What you have to do: Please restate the following records word for word.

[begin Record list]

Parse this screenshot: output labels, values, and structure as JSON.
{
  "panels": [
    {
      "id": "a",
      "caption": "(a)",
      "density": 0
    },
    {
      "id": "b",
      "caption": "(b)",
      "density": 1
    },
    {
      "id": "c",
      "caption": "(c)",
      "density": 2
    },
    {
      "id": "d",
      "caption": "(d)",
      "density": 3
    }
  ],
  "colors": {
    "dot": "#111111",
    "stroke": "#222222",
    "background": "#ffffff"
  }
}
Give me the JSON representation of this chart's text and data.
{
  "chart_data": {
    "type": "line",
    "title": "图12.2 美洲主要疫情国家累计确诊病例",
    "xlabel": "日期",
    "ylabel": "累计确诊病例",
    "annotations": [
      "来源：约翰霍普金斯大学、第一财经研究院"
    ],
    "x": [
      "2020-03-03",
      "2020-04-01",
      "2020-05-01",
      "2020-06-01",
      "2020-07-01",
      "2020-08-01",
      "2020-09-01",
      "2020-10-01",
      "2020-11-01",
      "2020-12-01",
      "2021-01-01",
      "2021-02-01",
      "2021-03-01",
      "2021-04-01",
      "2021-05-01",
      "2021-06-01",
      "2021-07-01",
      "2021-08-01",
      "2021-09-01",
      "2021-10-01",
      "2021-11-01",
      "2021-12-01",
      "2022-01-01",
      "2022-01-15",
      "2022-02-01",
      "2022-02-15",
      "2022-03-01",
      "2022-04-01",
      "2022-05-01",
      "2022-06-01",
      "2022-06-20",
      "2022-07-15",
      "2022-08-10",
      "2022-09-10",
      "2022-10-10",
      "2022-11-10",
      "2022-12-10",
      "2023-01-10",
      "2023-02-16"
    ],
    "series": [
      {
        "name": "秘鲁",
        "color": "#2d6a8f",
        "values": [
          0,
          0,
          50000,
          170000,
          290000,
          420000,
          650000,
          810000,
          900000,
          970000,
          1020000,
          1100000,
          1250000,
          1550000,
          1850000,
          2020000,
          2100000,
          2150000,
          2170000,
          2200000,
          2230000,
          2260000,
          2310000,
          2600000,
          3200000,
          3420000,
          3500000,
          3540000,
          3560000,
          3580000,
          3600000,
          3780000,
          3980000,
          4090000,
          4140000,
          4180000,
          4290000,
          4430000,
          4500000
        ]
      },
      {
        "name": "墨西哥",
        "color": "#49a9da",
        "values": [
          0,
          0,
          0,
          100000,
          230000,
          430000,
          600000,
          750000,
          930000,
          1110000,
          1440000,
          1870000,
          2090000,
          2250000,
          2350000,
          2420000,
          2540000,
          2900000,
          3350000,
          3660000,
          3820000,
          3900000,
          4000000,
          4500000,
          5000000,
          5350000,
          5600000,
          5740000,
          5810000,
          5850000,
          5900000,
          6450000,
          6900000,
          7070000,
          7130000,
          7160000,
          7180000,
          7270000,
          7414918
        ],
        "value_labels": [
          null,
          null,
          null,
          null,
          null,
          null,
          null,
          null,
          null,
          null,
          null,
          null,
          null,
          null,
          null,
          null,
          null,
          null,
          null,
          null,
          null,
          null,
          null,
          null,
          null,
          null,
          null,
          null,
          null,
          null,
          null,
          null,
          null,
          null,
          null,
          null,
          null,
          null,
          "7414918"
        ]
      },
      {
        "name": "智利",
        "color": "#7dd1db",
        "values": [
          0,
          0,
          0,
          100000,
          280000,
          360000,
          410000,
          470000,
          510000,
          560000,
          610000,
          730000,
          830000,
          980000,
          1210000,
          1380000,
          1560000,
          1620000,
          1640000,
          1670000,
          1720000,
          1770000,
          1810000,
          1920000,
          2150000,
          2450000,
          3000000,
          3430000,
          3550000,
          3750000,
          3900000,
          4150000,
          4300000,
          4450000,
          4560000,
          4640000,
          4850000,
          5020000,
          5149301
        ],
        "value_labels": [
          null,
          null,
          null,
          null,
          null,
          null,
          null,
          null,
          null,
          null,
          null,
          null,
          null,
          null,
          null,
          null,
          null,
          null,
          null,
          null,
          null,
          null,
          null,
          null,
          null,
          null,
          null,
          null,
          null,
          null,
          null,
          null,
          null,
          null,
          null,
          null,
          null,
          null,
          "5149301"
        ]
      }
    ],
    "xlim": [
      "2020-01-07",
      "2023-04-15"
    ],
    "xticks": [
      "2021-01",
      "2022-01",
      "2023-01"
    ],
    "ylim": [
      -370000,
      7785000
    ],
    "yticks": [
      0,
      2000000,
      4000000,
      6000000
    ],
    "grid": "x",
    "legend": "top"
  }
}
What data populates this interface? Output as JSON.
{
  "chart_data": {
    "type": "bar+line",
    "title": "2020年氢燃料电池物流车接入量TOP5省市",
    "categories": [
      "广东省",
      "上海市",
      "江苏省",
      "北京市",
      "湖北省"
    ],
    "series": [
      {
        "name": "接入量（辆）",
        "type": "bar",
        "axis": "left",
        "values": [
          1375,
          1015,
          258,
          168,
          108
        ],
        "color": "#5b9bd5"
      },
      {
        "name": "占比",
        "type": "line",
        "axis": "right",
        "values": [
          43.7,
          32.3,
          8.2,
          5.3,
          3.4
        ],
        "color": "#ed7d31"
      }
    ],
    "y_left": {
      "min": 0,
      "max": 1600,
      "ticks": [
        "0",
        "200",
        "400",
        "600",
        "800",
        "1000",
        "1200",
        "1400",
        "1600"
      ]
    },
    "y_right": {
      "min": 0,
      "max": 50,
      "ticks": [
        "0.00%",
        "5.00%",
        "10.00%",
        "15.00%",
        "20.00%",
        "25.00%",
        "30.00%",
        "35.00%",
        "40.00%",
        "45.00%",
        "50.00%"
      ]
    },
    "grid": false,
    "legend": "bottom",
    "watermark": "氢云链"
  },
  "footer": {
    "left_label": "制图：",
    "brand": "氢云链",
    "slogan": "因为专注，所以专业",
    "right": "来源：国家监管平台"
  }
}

[end Record list]

Output for this exercise:
Parse this screenshot: output labels, values, and structure as JSON.
{
  "panels": [
    {
      "id": "a",
      "caption": "(a)",
      "density": 0
    },
    {
      "id": "b",
      "caption": "(b)",
      "density": 1
    },
    {
      "id": "c",
      "caption": "(c)",
      "density": 2
    },
    {
      "id": "d",
      "caption": "(d)",
      "density": 3
    }
  ],
  "colors": {
    "dot": "#111111",
    "stroke": "#222222",
    "background": "#ffffff"
  }
}
Give me the JSON representation of this chart's text and data.
{
  "chart_data": {
    "type": "line",
    "title": "图12.2 美洲主要疫情国家累计确诊病例",
    "xlabel": "日期",
    "ylabel": "累计确诊病例",
    "annotations": [
      "来源：约翰霍普金斯大学、第一财经研究院"
    ],
    "x": [
      "2020-03-03",
      "2020-04-01",
      "2020-05-01",
      "2020-06-01",
      "2020-07-01",
      "2020-08-01",
      "2020-09-01",
      "2020-10-01",
      "2020-11-01",
      "2020-12-01",
      "2021-01-01",
      "2021-02-01",
      "2021-03-01",
      "2021-04-01",
      "2021-05-01",
      "2021-06-01",
      "2021-07-01",
      "2021-08-01",
      "2021-09-01",
      "2021-10-01",
      "2021-11-01",
      "2021-12-01",
      "2022-01-01",
      "2022-01-15",
      "2022-02-01",
      "2022-02-15",
      "2022-03-01",
      "2022-04-01",
      "2022-05-01",
      "2022-06-01",
      "2022-06-20",
      "2022-07-15",
      "2022-08-10",
      "2022-09-10",
      "2022-10-10",
      "2022-11-10",
      "2022-12-10",
      "2023-01-10",
      "2023-02-16"
    ],
    "series": [
      {
        "name": "秘鲁",
        "color": "#2d6a8f",
        "values": [
          0,
          0,
          50000,
          170000,
          290000,
          420000,
          650000,
          810000,
          900000,
          970000,
          1020000,
          1100000,
          1250000,
          1550000,
          1850000,
          2020000,
          2100000,
          2150000,
          2170000,
          2200000,
          2230000,
          2260000,
          2310000,
          2600000,
          3200000,
          3420000,
          3500000,
          3540000,
          3560000,
          3580000,
          3600000,
          3780000,
          3980000,
          4090000,
          4140000,
          4180000,
          4290000,
          4430000,
          4500000
        ]
      },
      {
        "name": "墨西哥",
        "color": "#49a9da",
        "values": [
          0,
          0,
          0,
          100000,
          230000,
          430000,
          600000,
          750000,
          930000,
          1110000,
          1440000,
          1870000,
          2090000,
          2250000,
          2350000,
          2420000,
          2540000,
          2900000,
          3350000,
          3660000,
          3820000,
          3900000,
          4000000,
          4500000,
          5000000,
          5350000,
          5600000,
          5740000,
          5810000,
          5850000,
          5900000,
          6450000,
          6900000,
          7070000,
          7130000,
          7160000,
          7180000,
          7270000,
          7414918
        ],
        "value_labels": [
          null,
          null,
          null,
          null,
          null,
          null,
          null,
          null,
          null,
          null,
          null,
          null,
          null,
          null,
          null,
          null,
          null,
          null,
          null,
          null,
          null,
          null,
          null,
          null,
          null,
          null,
          null,
          null,
          null,
          null,
          null,
          null,
          null,
          null,
          null,
          null,
          null,
          null,
          "7414918"
        ]
      },
      {
        "name": "智利",
        "color": "#7dd1db",
        "values": [
          0,
          0,
          0,
          100000,
          280000,
          360000,
          410000,
          470000,
          510000,
          560000,
          610000,
          730000,
          830000,
          980000,
          1210000,
          1380000,
          1560000,
          1620000,
          1640000,
          1670000,
          1720000,
          1770000,
          1810000,
          1920000,
          2150000,
          2450000,
          3000000,
          3430000,
          3550000,
          3750000,
          3900000,
          4150000,
          4300000,
          4450000,
          4560000,
          4640000,
          4850000,
          5020000,
          5149301
        ],
        "value_labels": [
          null,
          null,
          null,
          null,
          null,
          null,
          null,
          null,
          null,
          null,
          null,
          null,
          null,
          null,
          null,
          null,
          null,
          null,
          null,
          null,
          null,
          null,
          null,
          null,
          null,
          null,
          null,
          null,
          null,
          null,
          null,
          null,
          null,
          null,
          null,
          null,
          null,
          null,
          "5149301"
        ]
      }
    ],
    "xlim": [
      "2020-01-07",
      "2023-04-15"
    ],
    "xticks": [
      "2021-01",
      "2022-01",
      "2023-01"
    ],
    "ylim": [
      -370000,
      7785000
    ],
    "yticks": [
      0,
      2000000,
      4000000,
      6000000
    ],
    "grid": "x",
    "legend": "top"
  }
}
What data populates this interface? Output as JSON.
{
  "chart_data": {
    "type": "bar+line",
    "title": "2020年氢燃料电池物流车接入量TOP5省市",
    "categories": [
      "广东省",
      "上海市",
      "江苏省",
      "北京市",
      "湖北省"
    ],
    "series": [
      {
        "name": "接入量（辆）",
        "type": "bar",
        "axis": "left",
        "values": [
          1375,
          1015,
          258,
          168,
          108
        ],
        "color": "#5b9bd5"
      },
      {
        "name": "占比",
        "type": "line",
        "axis": "right",
        "values": [
          43.7,
          32.3,
          8.2,
          5.3,
          3.4
        ],
        "color": "#ed7d31"
      }
    ],
    "y_left": {
      "min": 0,
      "max": 1600,
      "ticks": [
        "0",
        "200",
        "400",
        "600",
        "800",
        "1000",
        "1200",
        "1400",
        "1600"
      ]
    },
    "y_right": {
      "min": 0,
      "max": 50,
      "ticks": [
        "0.00%",
        "5.00%",
        "10.00%",
        "15.00%",
        "20.00%",
        "25.00%",
        "30.00%",
        "35.00%",
        "40.00%",
        "45.00%",
        "50.00%"
      ]
    },
    "grid": false,
    "legend": "bottom",
    "watermark": "氢云链"
  },
  "footer": {
    "left_label": "制图：",
    "brand": "氢云链",
    "slogan": "因为专注，所以专业",
    "right": "来源：国家监管平台"
  }
}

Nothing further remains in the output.